* Start Materials provided *

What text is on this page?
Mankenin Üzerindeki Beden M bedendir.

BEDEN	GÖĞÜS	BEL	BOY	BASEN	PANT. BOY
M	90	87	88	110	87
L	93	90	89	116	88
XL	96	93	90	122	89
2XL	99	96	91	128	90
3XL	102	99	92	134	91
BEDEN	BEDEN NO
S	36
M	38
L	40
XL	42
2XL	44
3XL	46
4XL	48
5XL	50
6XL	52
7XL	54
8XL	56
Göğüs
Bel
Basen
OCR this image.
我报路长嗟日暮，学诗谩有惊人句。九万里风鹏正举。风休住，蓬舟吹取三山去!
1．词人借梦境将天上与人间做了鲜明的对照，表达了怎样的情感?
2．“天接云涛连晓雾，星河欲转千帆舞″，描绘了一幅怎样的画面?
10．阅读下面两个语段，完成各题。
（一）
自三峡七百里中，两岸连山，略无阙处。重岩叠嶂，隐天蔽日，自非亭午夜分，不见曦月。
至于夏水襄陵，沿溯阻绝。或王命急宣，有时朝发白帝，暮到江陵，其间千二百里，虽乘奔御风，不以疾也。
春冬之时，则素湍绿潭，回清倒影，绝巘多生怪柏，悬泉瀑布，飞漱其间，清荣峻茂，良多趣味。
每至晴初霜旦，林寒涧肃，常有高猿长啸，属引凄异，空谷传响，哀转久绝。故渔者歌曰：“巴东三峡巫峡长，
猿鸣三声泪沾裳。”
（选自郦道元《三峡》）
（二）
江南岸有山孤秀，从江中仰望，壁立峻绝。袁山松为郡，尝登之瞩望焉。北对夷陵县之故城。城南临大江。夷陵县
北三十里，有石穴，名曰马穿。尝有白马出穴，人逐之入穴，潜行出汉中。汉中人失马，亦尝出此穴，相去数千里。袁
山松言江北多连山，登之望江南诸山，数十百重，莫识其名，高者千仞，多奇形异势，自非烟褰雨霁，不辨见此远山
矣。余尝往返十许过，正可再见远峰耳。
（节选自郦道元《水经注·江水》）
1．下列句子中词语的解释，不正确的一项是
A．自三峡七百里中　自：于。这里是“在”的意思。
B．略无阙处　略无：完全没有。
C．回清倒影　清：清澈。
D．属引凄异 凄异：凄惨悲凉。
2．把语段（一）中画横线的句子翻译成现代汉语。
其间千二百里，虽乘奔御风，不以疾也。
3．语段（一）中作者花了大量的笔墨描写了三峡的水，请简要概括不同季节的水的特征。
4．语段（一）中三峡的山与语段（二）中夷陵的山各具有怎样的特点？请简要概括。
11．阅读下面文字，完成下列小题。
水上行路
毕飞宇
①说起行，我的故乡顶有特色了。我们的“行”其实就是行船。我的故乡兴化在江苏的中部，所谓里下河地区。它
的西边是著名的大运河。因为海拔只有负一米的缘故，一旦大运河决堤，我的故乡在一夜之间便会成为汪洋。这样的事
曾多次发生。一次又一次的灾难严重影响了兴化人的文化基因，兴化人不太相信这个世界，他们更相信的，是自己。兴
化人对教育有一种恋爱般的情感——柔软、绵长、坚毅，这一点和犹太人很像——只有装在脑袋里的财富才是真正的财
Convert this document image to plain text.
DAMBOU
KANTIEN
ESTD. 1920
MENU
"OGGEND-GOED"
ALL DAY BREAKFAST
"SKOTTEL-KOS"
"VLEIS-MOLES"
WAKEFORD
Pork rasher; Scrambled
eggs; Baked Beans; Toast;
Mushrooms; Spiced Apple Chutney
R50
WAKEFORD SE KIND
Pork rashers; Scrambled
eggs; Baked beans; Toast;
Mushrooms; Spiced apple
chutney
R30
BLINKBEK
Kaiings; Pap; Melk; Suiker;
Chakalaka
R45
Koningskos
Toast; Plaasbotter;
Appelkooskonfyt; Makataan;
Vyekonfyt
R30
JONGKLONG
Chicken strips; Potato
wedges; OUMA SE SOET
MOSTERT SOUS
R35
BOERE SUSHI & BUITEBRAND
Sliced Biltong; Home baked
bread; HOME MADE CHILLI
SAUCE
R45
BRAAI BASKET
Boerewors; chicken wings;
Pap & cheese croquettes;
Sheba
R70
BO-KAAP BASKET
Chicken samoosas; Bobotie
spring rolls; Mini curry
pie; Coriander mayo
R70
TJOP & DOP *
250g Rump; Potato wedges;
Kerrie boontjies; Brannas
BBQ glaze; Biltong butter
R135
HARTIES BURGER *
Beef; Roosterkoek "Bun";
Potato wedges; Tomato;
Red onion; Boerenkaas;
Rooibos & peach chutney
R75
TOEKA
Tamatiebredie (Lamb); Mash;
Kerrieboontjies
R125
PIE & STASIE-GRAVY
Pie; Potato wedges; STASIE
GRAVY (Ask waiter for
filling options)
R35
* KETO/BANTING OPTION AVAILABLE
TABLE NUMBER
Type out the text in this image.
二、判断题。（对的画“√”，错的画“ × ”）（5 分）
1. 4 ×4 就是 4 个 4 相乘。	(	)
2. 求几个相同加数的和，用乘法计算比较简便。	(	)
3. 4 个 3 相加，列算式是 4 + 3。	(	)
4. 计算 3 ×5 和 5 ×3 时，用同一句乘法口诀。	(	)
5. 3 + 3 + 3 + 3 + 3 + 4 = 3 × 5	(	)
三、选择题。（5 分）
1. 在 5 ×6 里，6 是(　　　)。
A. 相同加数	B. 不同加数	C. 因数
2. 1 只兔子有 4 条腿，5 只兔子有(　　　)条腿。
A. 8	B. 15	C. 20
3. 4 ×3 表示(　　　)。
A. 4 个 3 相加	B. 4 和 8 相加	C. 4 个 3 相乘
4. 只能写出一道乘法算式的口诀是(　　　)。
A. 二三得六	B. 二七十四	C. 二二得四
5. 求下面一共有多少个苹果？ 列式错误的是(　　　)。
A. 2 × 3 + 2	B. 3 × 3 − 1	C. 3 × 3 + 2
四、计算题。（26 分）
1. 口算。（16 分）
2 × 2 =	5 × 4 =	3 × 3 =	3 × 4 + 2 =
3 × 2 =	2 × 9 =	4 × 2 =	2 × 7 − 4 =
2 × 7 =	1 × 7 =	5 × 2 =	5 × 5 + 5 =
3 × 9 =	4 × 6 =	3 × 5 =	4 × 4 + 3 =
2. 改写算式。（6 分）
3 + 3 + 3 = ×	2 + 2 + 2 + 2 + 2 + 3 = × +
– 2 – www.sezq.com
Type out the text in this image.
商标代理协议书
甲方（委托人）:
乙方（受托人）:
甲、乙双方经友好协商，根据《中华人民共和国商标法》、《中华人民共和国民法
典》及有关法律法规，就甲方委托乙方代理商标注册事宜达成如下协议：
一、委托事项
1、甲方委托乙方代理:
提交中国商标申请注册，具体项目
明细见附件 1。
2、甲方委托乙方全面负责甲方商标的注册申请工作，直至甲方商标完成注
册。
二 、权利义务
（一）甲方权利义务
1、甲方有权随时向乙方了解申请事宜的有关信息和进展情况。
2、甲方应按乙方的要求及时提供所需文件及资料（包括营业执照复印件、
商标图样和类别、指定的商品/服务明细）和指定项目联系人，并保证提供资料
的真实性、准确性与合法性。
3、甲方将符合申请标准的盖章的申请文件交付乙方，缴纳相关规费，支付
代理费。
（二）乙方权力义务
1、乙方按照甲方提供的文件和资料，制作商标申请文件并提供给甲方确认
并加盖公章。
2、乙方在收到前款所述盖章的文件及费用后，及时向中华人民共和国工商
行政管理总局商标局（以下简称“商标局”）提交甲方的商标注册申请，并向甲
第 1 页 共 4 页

* End Materials provided *

What the exercise asks » Check the data for the word "回清倒影" and pull out the lines that have it.

Answer for the task »
春冬之时，则素湍绿潭，回清倒影，绝巘多生怪柏，悬泉瀑布，飞漱其间，清荣峻茂，良多趣味。
C．回清倒影　清：清澈。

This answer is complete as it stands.